* Work to complete
Copy the records below exactly, omitting any pictures they contain.

* Extracted data
────────────────────
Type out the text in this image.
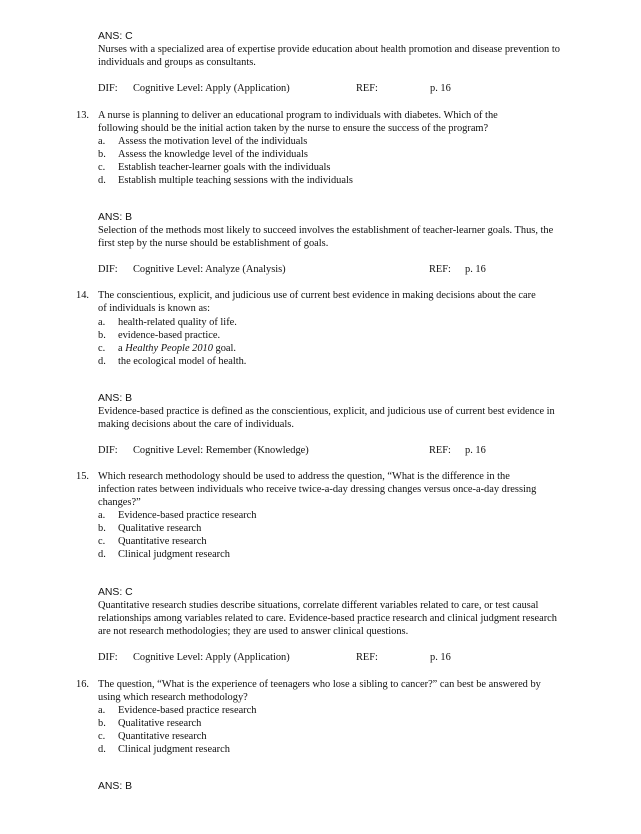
ANS: C
Nurses with a specialized area of expertise provide education about health promotion and disease prevention to
individuals and groups as consultants.
DIF: Cognitive Level: Apply (Application)	REF:	p. 16
13. A nurse is planning to deliver an educational program to individuals with diabetes. Which of the
following should be the initial action taken by the nurse to ensure the success of the program?
a. Assess the motivation level of the individuals
b. Assess the knowledge level of the individuals
c. Establish teacher-learner goals with the individuals
d. Establish multiple teaching sessions with the individuals
ANS: B
Selection of the methods most likely to succeed involves the establishment of teacher-learner goals. Thus, the
first step by the nurse should be establishment of goals.
DIF: Cognitive Level: Analyze (Analysis)	REF: p. 16
14. The conscientious, explicit, and judicious use of current best evidence in making decisions about the care
of individuals is known as:
a. health-related quality of life.
b. evidence-based practice.
c. a Healthy People 2010 goal.
d. the ecological model of health.
ANS: B
Evidence-based practice is defined as the conscientious, explicit, and judicious use of current best evidence in
making decisions about the care of individuals.
DIF: Cognitive Level: Remember (Knowledge)	REF: p. 16
15. Which research methodology should be used to address the question, “What is the difference in the
infection rates between individuals who receive twice-a-day dressing changes versus once-a-day dressing
changes?”
a. Evidence-based practice research
b. Qualitative research
c. Quantitative research
d. Clinical judgment research
ANS: C
Quantitative research studies describe situations, correlate different variables related to care, or test causal
relationships among variables related to care. Evidence-based practice research and clinical judgment research
are not research methodologies; they are used to answer clinical questions.
DIF: Cognitive Level: Apply (Application)	REF:	p. 16
16. The question, “What is the experience of teenagers who lose a sibling to cancer?” can best be answered by
using which research methodology?
a. Evidence-based practice research
b. Qualitative research
c. Quantitative research
d. Clinical judgment research
ANS: B
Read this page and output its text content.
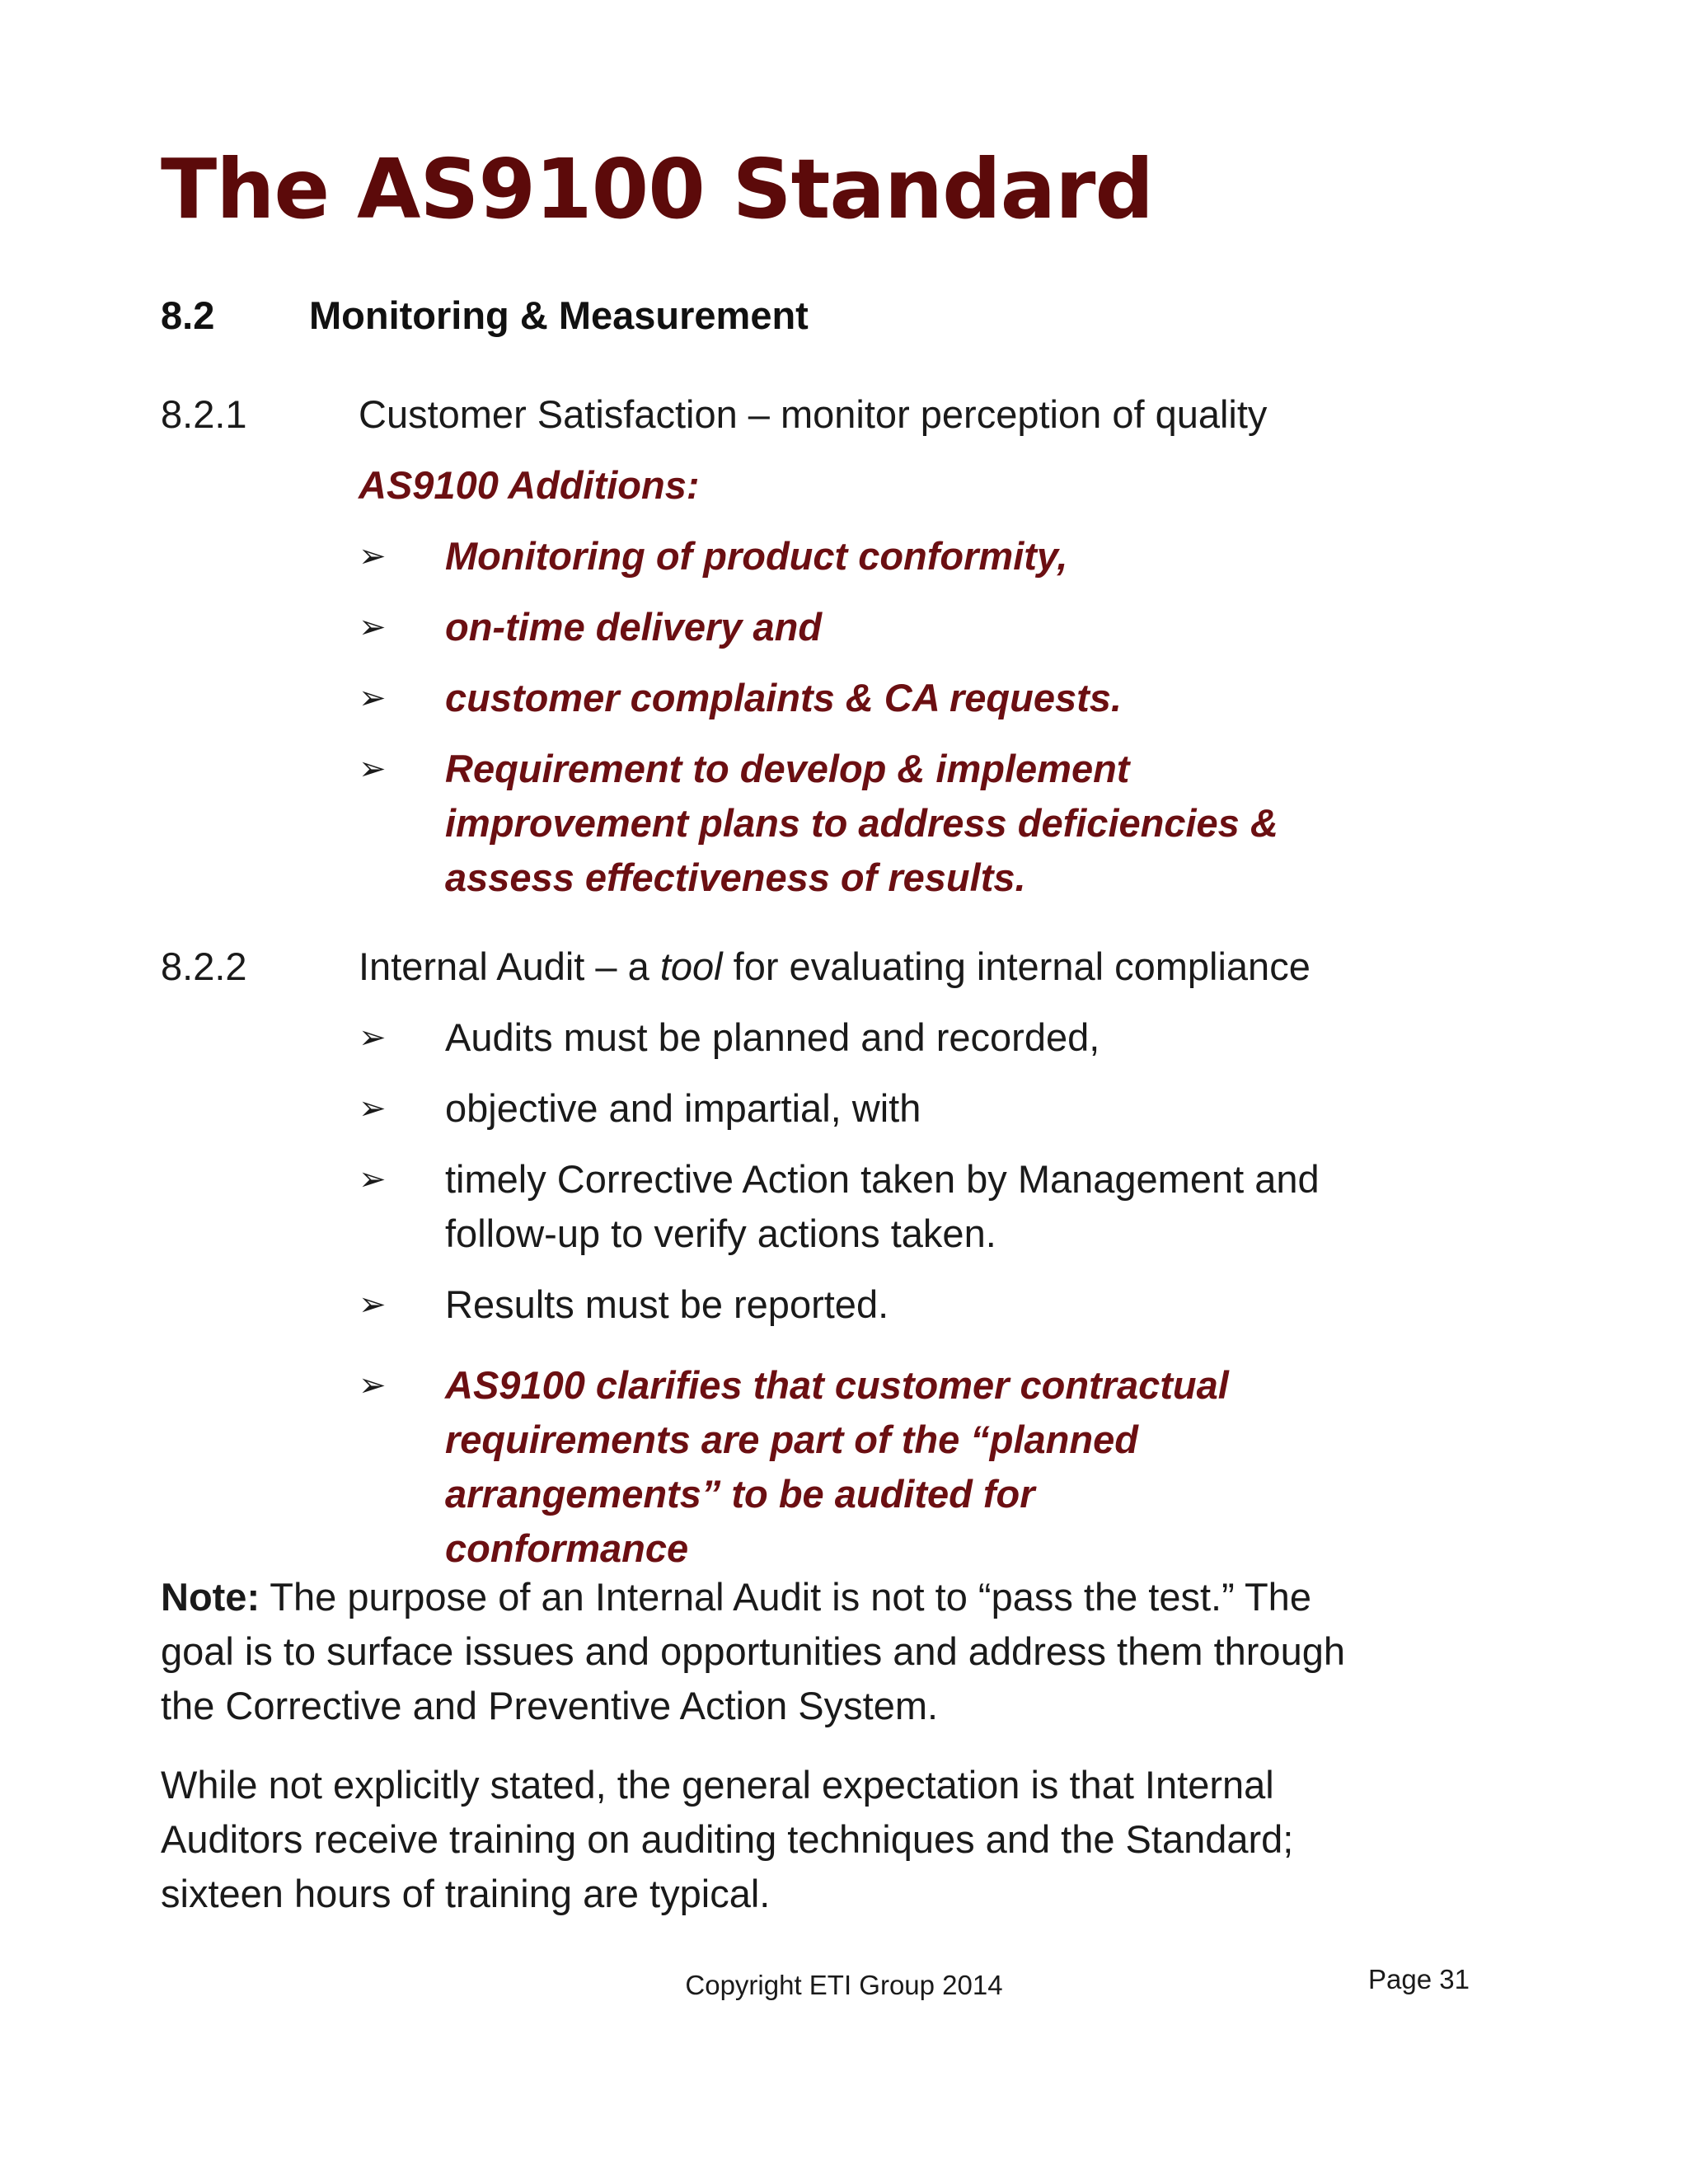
The AS9100 Standard
8.2 Monitoring & Measurement
8.2.1	Customer Satisfaction – monitor perception of quality
AS9100 Additions:
➢ Monitoring of product conformity,
➢ on-time delivery and
➢ customer complaints & CA requests.
➢ Requirement to develop & implement improvement plans to address deficiencies & assess effectiveness of results.
8.2.2	Internal Audit – a tool for evaluating internal compliance
➢ Audits must be planned and recorded,
➢ objective and impartial, with
➢ timely Corrective Action taken by Management and follow-up to verify actions taken.
➢ Results must be reported.
➢ AS9100 clarifies that customer contractual requirements are part of the “planned arrangements” to be audited for conformance

Note: The purpose of an Internal Audit is not to “pass the test.” The goal is to surface issues and opportunities and address them through the Corrective and Preventive Action System.

While not explicitly stated, the general expectation is that Internal Auditors receive training on auditing techniques and the Standard; sixteen hours of training are typical.

Copyright ETI Group 2014	Page 31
────────────────────
* Exercise output
Type out the text in this image.
ANS: C
Nurses with a specialized area of expertise provide education about health promotion and disease prevention to
individuals and groups as consultants.
DIF: Cognitive Level: Apply (Application)	REF:	p. 16
13. A nurse is planning to deliver an educational program to individuals with diabetes. Which of the
following should be the initial action taken by the nurse to ensure the success of the program?
a. Assess the motivation level of the individuals
b. Assess the knowledge level of the individuals
c. Establish teacher-learner goals with the individuals
d. Establish multiple teaching sessions with the individuals
ANS: B
Selection of the methods most likely to succeed involves the establishment of teacher-learner goals. Thus, the
first step by the nurse should be establishment of goals.
DIF: Cognitive Level: Analyze (Analysis)	REF: p. 16
14. The conscientious, explicit, and judicious use of current best evidence in making decisions about the care
of individuals is known as:
a. health-related quality of life.
b. evidence-based practice.
c. a Healthy People 2010 goal.
d. the ecological model of health.
ANS: B
Evidence-based practice is defined as the conscientious, explicit, and judicious use of current best evidence in
making decisions about the care of individuals.
DIF: Cognitive Level: Remember (Knowledge)	REF: p. 16
15. Which research methodology should be used to address the question, “What is the difference in the
infection rates between individuals who receive twice-a-day dressing changes versus once-a-day dressing
changes?”
a. Evidence-based practice research
b. Qualitative research
c. Quantitative research
d. Clinical judgment research
ANS: C
Quantitative research studies describe situations, correlate different variables related to care, or test causal
relationships among variables related to care. Evidence-based practice research and clinical judgment research
are not research methodologies; they are used to answer clinical questions.
DIF: Cognitive Level: Apply (Application)	REF:	p. 16
16. The question, “What is the experience of teenagers who lose a sibling to cancer?” can best be answered by
using which research methodology?
a. Evidence-based practice research
b. Qualitative research
c. Quantitative research
d. Clinical judgment research
ANS: B
Read this page and output its text content.
The AS9100 Standard
8.2 Monitoring & Measurement
8.2.1	Customer Satisfaction – monitor perception of quality
AS9100 Additions:
➢ Monitoring of product conformity,
➢ on-time delivery and
➢ customer complaints & CA requests.
➢ Requirement to develop & implement improvement plans to address deficiencies & assess effectiveness of results.
8.2.2	Internal Audit – a tool for evaluating internal compliance
➢ Audits must be planned and recorded,
➢ objective and impartial, with
➢ timely Corrective Action taken by Management and follow-up to verify actions taken.
➢ Results must be reported.
➢ AS9100 clarifies that customer contractual requirements are part of the “planned arrangements” to be audited for conformance

Note: The purpose of an Internal Audit is not to “pass the test.” The goal is to surface issues and opportunities and address them through the Corrective and Preventive Action System.

While not explicitly stated, the general expectation is that Internal Auditors receive training on auditing techniques and the Standard; sixteen hours of training are typical.

Copyright ETI Group 2014	Page 31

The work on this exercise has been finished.